## THE TASK
Select the lines below containing the word "Kroupa".

** START OF PROVIDED ENTRIES **

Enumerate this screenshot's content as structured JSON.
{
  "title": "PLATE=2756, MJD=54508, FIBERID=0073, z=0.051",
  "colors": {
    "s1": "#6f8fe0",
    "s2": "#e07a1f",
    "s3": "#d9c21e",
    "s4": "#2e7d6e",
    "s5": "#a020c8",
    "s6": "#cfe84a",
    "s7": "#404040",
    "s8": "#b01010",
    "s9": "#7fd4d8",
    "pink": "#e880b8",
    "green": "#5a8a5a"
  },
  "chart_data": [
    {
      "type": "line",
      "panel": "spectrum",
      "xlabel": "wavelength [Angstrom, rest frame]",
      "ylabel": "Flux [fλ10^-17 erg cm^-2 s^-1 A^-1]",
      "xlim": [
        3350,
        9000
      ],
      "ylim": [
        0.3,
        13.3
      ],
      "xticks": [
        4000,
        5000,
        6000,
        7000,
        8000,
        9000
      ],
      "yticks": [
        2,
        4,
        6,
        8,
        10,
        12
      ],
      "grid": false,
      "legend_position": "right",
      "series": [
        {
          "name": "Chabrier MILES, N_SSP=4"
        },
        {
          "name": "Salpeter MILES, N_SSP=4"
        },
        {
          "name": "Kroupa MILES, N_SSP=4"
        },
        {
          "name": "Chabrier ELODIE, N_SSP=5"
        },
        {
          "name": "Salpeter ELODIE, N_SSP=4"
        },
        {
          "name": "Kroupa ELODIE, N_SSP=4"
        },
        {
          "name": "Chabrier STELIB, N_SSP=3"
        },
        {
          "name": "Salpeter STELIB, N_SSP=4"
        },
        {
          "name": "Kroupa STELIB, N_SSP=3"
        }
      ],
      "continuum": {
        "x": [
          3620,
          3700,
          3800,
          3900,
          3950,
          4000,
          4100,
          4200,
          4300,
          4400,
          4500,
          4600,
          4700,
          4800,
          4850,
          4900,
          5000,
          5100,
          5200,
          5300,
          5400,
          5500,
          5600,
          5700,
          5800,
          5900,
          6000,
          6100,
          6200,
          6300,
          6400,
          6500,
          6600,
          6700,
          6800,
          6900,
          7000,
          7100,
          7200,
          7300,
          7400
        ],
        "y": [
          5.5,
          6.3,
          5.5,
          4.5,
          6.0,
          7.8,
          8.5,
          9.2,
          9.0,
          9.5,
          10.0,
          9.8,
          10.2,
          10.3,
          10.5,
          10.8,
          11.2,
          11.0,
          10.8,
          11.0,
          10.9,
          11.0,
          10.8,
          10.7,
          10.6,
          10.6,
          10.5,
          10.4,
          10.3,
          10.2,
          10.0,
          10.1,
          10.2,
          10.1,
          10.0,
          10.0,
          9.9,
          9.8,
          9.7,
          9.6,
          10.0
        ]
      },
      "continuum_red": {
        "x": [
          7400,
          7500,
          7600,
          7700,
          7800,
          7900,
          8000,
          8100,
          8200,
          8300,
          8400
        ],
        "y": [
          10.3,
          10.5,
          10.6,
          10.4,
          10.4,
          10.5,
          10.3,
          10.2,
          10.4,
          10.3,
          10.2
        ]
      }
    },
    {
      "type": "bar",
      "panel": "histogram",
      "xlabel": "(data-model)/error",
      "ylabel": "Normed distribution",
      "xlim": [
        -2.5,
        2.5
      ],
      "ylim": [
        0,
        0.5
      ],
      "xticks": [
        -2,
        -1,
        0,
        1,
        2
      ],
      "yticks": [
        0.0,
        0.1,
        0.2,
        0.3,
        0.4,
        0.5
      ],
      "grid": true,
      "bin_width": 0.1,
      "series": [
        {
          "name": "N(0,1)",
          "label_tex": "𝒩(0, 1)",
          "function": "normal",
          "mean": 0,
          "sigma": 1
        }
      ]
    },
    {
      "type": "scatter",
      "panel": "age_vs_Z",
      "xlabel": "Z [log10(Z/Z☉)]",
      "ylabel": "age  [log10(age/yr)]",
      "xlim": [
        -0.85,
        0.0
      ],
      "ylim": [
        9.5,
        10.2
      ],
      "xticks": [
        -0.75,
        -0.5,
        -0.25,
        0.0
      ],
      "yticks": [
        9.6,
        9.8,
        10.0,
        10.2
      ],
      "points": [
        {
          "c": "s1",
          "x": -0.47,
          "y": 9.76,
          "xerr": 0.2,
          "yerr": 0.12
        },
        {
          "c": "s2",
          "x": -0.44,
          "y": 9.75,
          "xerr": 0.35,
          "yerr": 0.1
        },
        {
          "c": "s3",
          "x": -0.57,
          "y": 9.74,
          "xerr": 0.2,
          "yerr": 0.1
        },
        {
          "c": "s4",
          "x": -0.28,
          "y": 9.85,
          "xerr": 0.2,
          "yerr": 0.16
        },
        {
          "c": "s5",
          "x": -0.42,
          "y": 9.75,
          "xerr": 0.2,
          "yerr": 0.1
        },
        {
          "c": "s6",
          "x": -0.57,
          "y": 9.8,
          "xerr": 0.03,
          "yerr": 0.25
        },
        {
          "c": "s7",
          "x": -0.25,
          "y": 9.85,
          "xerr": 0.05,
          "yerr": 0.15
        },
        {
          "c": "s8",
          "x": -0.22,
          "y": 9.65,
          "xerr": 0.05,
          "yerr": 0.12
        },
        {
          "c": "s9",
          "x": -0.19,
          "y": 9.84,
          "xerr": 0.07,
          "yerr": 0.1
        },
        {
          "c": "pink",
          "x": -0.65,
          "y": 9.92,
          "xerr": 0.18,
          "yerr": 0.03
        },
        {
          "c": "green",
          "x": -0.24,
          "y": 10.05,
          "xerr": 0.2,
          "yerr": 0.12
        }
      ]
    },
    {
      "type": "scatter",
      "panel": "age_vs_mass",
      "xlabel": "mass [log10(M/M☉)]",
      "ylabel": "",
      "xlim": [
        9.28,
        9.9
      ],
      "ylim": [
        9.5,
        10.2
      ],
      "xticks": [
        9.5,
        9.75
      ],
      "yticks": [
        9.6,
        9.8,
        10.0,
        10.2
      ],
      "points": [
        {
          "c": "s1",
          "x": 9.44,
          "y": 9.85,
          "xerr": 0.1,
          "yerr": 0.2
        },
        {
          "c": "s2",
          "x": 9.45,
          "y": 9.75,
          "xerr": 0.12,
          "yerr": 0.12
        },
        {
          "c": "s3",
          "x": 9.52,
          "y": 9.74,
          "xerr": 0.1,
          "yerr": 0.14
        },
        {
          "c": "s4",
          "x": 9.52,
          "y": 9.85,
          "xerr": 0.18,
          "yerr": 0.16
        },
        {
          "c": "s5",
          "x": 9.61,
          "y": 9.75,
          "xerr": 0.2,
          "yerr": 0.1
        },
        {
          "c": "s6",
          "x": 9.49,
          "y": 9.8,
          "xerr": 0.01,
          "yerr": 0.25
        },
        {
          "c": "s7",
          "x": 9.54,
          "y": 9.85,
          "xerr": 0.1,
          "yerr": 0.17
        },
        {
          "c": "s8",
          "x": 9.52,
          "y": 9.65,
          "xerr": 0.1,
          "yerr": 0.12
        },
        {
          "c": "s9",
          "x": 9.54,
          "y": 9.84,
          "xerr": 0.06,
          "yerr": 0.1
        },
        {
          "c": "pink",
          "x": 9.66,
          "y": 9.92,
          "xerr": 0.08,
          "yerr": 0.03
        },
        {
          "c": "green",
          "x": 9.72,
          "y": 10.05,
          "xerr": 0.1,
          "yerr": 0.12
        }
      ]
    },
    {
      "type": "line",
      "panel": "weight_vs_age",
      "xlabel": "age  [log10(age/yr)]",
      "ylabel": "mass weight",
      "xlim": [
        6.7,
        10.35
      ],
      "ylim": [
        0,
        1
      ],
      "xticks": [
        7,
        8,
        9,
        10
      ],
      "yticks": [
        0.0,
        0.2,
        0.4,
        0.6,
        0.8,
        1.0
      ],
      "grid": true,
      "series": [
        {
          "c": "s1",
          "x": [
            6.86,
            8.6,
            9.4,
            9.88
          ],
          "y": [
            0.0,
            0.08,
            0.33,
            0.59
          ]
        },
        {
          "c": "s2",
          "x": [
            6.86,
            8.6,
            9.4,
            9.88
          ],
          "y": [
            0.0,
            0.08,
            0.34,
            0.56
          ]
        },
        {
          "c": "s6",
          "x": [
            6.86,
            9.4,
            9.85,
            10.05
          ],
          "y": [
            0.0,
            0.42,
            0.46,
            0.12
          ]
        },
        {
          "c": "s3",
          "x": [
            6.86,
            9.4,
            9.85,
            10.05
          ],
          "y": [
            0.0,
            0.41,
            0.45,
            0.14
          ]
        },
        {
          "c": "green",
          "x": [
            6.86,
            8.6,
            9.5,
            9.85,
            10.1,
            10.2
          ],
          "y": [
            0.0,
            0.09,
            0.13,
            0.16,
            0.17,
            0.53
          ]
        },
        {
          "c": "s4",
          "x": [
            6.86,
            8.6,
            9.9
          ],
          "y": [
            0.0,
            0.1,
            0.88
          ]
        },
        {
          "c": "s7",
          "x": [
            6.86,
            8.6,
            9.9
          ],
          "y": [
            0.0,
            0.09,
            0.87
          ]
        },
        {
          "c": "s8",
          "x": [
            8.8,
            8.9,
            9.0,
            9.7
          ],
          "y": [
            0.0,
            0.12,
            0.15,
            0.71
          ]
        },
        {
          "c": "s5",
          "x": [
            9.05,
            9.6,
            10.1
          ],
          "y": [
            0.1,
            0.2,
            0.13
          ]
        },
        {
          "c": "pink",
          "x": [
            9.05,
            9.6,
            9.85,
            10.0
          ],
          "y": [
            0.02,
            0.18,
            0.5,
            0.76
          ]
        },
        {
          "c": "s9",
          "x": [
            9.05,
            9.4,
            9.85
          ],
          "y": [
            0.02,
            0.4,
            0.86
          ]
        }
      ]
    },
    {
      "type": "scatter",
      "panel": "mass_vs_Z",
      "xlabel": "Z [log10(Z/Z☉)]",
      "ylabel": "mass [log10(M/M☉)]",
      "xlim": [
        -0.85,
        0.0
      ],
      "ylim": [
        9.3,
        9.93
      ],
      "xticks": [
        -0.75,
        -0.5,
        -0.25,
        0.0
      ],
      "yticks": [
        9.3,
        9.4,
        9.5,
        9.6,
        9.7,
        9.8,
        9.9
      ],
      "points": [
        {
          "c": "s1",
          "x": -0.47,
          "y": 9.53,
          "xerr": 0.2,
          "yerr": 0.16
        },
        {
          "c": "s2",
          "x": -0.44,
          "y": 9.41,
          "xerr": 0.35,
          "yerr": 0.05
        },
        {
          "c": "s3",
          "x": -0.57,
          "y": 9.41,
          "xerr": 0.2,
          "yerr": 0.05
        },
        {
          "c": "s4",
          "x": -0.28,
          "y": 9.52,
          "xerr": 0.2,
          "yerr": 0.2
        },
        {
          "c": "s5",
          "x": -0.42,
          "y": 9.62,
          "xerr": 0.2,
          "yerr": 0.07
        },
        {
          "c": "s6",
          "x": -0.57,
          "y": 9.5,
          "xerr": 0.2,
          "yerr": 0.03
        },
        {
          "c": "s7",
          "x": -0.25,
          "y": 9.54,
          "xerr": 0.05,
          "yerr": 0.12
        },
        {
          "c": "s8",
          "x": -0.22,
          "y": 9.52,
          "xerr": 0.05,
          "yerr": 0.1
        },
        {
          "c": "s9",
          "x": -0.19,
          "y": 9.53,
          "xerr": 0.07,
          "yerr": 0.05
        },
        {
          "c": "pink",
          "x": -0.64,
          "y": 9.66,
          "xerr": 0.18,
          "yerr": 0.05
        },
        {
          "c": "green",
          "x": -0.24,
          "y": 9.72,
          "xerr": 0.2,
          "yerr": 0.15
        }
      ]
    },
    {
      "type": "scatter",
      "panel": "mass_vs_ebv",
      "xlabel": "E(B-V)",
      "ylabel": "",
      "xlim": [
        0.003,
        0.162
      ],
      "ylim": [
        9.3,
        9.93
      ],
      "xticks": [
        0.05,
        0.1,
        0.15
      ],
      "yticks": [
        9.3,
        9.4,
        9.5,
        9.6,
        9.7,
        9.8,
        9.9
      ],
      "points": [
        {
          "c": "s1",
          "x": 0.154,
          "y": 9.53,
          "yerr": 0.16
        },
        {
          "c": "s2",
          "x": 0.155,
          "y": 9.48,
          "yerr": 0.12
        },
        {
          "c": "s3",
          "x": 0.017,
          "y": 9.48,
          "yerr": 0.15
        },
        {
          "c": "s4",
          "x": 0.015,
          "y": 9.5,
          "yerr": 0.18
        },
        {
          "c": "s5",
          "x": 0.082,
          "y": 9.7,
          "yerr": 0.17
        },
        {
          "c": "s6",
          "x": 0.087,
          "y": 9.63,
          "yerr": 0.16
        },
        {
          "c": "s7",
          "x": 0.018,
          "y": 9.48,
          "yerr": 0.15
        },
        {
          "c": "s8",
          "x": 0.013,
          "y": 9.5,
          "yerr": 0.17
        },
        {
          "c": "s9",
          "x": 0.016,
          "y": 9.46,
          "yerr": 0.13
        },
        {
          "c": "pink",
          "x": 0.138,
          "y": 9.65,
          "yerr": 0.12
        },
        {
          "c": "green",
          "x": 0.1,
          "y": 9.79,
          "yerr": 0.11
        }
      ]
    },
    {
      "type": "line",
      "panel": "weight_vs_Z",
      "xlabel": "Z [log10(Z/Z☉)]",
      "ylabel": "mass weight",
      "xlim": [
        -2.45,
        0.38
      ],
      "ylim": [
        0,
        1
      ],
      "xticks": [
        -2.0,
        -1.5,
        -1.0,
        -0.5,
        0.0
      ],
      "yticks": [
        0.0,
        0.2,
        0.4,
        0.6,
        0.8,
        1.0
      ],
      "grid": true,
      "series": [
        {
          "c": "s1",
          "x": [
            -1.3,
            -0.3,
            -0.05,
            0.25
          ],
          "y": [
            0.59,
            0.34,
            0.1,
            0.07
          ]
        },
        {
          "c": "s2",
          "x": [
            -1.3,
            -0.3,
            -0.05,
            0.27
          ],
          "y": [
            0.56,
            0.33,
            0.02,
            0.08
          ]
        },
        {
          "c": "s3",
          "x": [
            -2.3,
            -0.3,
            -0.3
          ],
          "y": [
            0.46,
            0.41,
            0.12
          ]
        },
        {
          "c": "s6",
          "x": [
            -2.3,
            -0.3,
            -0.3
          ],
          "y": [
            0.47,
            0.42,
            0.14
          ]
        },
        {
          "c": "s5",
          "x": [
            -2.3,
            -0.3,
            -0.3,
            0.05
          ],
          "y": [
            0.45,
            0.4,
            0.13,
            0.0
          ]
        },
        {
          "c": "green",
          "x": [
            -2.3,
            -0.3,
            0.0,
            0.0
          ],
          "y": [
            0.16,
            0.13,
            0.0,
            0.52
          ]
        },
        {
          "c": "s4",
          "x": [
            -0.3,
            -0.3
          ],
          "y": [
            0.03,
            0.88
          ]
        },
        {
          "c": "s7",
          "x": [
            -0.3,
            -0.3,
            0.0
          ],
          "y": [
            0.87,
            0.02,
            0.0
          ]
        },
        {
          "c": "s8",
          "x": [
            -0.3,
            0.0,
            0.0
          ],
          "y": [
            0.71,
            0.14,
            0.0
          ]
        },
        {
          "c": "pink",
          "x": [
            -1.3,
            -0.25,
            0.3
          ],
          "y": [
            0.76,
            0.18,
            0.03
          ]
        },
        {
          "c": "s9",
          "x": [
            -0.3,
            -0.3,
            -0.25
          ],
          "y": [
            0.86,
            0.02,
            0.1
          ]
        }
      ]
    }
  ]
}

** END OF PROVIDED ENTRIES **

## OUTPUT BELOW
          "name": "Kroupa MILES, N_SSP=4"
          "name": "Kroupa ELODIE, N_SSP=4"
          "name": "Kroupa STELIB, N_SSP=3"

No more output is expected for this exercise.